# [READING PASSAGE]
/---
A head coach’s first season is usually challenging enough.
Trying to replace a well-known and well-respected coach and inheriting a team that advanced to the state tournament last season only makes the task more daunting.
Yet, Kelli Bray-Mathews couldn’t be happier just to have the chance to do all of that.
Bray-Mathews, who three years ago was diagnosed with brain cancer, begins her first season as Silverado’s girls basketball head coach. A former assistant coach with the Skyhawks, she takes over for Diane Hernandez, who retired after guiding the team to a 25-10 record and a Sunrise Region title last season.
“Without basketball, I probably wouldn’t have survived,” said Bray-Mathews, 39. “The kids were so supportive that they gave me the hope and the will to fight. To not be able to teach and coach again, I might as well have been dead.”
\---
# [CHECK YOUR UNDERSTANDING]
• 1. In the article about Silverado's new girls basketball coach, what was the team's record last season under the coach who retired?
• 2. Say whether each statement agrees with the article about Silverado's new girls basketball coach, answering yes or no and quoting the words that decide it.
(a) Bray-Mathews was diagnosed with brain cancer five years ago.
(b) Before becoming head coach, Bray-Mathews was an assistant coach with the Skyhawks.
(c) Last season the team won a Sunrise Region title.
• 3. Continue the article about Silverado's new girls basketball coach from the last sentence shown.

# [THE DATA]
/---
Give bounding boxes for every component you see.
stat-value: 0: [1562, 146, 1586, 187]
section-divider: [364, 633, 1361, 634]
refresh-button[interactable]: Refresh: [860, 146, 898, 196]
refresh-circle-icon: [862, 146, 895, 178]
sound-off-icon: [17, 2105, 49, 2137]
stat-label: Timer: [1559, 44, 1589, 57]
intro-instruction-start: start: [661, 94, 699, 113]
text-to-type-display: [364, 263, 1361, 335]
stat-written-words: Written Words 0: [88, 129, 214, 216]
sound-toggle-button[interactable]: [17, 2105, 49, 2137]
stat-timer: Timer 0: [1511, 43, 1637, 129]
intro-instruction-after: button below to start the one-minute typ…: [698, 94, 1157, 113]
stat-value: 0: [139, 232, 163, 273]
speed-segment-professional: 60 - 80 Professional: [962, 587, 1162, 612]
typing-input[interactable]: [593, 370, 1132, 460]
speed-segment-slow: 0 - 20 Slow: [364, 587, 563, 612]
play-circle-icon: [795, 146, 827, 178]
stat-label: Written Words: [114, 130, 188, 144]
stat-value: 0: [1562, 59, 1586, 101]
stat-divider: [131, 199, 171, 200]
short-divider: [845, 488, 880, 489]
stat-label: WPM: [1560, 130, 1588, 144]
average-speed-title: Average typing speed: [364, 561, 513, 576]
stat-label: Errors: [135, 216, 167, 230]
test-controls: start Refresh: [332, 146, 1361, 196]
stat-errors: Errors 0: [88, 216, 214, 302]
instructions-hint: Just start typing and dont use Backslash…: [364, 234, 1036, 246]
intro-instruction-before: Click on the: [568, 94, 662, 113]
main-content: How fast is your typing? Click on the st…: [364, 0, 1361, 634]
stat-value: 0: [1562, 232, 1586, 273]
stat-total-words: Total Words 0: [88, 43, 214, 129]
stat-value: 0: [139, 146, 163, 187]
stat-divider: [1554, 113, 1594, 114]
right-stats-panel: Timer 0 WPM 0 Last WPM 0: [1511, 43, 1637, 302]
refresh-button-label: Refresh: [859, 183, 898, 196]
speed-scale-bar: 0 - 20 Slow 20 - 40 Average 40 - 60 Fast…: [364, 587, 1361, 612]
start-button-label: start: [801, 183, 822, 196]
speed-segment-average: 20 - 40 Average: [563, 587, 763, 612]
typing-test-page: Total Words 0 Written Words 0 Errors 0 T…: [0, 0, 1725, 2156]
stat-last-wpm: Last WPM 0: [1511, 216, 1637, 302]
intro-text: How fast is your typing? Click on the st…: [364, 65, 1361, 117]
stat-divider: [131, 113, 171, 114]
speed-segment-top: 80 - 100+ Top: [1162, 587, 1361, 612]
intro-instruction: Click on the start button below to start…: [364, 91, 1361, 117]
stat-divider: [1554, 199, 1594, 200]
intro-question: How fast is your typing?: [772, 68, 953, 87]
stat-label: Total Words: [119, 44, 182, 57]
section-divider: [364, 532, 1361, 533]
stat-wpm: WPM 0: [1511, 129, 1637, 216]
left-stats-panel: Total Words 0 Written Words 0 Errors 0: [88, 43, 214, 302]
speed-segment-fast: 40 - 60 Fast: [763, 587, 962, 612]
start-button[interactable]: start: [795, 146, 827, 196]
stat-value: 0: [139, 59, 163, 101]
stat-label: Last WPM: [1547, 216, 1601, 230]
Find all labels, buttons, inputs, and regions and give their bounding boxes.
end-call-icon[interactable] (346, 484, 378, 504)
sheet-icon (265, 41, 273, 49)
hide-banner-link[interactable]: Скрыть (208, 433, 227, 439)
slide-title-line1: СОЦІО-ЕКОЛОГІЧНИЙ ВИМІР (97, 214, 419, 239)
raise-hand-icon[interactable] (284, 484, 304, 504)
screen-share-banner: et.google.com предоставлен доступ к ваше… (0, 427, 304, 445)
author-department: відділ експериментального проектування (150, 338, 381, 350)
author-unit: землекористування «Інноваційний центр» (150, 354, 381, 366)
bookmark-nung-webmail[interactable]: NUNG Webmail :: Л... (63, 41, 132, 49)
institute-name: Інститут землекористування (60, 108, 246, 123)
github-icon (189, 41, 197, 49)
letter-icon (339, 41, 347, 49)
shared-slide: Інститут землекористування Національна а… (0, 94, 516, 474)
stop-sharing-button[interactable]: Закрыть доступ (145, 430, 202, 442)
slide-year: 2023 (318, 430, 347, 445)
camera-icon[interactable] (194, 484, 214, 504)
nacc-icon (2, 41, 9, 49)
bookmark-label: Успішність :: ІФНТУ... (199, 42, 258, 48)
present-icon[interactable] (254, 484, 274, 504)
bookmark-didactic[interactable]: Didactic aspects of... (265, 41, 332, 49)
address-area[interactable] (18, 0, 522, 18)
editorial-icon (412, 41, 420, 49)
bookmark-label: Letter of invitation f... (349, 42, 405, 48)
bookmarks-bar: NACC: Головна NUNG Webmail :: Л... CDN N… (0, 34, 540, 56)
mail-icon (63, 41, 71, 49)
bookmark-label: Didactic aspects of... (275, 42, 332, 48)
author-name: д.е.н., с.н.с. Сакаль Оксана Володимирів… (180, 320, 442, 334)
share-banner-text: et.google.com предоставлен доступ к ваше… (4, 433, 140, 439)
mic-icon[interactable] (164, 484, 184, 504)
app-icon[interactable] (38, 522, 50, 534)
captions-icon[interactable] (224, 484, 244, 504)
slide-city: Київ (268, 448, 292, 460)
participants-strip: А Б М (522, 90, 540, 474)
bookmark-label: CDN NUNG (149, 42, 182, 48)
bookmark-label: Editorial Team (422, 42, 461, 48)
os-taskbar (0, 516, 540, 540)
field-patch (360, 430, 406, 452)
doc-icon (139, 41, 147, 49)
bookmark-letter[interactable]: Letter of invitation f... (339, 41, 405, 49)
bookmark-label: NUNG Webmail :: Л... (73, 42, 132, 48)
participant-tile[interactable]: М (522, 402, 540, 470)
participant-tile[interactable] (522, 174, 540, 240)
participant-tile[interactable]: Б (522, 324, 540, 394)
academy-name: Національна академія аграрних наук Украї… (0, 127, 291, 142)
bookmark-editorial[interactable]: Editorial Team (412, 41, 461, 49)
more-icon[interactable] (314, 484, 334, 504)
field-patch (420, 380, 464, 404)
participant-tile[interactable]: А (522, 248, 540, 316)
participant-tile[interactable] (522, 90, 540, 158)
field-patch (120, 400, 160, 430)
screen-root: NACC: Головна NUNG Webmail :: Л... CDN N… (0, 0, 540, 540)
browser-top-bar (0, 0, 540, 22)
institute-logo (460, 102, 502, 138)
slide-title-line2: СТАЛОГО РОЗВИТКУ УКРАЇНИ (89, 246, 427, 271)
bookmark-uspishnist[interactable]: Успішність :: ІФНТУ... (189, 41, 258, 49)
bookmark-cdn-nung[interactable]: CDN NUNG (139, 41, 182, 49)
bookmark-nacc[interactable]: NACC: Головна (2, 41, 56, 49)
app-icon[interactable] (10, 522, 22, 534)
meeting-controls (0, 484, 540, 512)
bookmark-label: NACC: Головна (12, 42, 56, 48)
\---
# [EXERCISE RESPONSES]
• 1. 25-10

• 2.
(a) No: "three years ago was diagnosed with brain cancer"
(b) Yes: "A former assistant coach with the Skyhawks"
(c) Yes: "a Sunrise Region title last season"

• 3.
The large part of the fight is now behind Bray-Mathews, who said she’s now ready to lead a basketball team into battle on the court.
“I feel very strong now. I’ll be fine,” said Bray-Mathews, who still attended practices and games as her health allowed while she underwent chemotherapy and radiation treatments for the disease. She said results from an MRI conducted two weeks ago showed the cancer has “stabilized.”
Her fight should serve as motivation for her players.
“Everything she’s gone through is a real inspiration,” said senior post player Mikayla Thielges.
Silverado doesn’t appear to need any extra incentive. Despite losing All-Southeast League post player Jessica Schmidt to graduation, the Skyhawks return Thielges, a second-team selection, and second-team all-state pick Shea Collins, a 5-foot-5-inch junior point guard.
Collins had a breakout season as a sophomore, averaging 16.0 points and 4.2 assists per game.
“Her role as a leader on the floor will be crucial this year,” Bray-Mathews said. “I think she’s ready to take on that role. She’s versatile. She’s a triple-threat all the way around. The team really feeds off of her.”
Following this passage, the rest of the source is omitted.